* _Given task_
Count the rows below that contain the string "divider", matching case exactly, and reply with only the number.

Bounding box entries
★ ★ ★ ★ ★ ★ ★

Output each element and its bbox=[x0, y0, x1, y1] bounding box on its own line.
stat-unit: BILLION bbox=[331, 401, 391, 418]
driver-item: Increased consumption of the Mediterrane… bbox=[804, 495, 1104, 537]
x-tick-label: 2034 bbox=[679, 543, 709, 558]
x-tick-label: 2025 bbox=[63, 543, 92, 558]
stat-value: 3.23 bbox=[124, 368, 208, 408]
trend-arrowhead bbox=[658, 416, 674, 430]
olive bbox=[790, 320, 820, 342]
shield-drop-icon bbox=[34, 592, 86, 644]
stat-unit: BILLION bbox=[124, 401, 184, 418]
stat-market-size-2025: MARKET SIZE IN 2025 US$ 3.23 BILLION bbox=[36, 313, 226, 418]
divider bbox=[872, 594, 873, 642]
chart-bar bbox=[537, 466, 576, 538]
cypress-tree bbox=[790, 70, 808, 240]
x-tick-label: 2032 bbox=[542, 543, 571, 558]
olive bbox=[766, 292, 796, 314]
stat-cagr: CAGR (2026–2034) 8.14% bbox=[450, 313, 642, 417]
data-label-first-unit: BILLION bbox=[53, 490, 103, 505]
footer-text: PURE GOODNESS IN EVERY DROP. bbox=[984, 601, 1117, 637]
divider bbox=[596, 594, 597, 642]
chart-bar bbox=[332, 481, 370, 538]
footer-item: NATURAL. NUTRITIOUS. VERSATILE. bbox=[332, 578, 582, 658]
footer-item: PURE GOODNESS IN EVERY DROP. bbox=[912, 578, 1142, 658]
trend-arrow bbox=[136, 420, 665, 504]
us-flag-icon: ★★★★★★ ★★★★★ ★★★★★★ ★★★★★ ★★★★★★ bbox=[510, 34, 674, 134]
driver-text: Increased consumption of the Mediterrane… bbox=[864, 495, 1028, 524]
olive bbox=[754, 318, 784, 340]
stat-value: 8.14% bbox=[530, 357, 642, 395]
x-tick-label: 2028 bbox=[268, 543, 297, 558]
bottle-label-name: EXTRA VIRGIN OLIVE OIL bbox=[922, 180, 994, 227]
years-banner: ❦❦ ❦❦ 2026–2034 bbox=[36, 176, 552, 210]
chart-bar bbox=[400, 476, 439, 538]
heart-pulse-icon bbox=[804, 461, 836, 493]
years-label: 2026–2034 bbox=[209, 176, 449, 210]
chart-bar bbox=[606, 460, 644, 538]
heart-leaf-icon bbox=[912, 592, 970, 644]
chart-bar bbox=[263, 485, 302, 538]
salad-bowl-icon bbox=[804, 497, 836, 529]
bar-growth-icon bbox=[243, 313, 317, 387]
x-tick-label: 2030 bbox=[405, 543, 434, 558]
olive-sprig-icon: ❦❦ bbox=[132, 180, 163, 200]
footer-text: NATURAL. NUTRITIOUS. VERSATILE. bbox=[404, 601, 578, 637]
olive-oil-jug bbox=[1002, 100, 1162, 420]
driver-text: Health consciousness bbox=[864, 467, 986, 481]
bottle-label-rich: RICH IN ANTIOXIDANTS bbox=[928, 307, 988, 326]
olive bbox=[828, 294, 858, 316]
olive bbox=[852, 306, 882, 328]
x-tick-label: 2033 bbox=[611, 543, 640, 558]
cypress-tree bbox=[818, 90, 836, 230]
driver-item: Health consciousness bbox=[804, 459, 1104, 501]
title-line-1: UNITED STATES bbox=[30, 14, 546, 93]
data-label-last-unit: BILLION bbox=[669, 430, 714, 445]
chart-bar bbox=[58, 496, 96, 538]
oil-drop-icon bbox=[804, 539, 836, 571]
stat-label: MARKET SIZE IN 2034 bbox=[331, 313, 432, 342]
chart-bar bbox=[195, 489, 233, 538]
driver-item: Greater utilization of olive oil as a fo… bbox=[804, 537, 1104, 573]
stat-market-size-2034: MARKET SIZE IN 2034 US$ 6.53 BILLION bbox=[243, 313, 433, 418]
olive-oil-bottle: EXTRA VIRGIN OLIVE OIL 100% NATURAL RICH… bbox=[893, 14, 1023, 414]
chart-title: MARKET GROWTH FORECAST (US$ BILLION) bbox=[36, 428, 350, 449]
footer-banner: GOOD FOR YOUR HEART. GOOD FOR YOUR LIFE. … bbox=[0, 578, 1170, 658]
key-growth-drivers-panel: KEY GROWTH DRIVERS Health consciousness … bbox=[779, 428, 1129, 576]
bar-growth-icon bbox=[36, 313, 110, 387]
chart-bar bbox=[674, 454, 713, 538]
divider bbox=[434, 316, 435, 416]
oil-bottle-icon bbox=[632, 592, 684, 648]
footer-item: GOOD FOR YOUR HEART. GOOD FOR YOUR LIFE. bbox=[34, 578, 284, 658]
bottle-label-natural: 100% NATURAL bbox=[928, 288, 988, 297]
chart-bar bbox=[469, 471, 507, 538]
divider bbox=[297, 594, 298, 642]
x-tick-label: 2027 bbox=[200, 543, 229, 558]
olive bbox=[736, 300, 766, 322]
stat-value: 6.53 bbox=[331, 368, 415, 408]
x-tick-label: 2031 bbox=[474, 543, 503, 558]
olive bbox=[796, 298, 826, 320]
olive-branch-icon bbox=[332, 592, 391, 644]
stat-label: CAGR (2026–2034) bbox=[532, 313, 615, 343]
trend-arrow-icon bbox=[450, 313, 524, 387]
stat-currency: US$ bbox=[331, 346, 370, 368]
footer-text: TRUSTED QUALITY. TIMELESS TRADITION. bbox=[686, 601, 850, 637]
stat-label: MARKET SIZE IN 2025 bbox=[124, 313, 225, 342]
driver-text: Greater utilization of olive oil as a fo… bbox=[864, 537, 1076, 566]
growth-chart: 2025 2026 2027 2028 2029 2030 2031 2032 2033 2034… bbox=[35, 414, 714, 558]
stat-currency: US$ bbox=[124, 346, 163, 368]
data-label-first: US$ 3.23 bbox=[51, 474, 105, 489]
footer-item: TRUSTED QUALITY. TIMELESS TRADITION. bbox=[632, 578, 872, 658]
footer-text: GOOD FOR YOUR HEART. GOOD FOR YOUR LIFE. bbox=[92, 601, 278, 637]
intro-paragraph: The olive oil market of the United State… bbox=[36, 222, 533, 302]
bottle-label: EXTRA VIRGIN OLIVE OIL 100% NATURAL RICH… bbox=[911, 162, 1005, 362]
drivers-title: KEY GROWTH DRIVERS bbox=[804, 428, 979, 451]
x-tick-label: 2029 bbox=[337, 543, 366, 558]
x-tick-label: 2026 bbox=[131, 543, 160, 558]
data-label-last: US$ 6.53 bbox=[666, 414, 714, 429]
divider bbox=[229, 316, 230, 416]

★ ★ ★ ★ ★ ★ ★

* _Written response_
5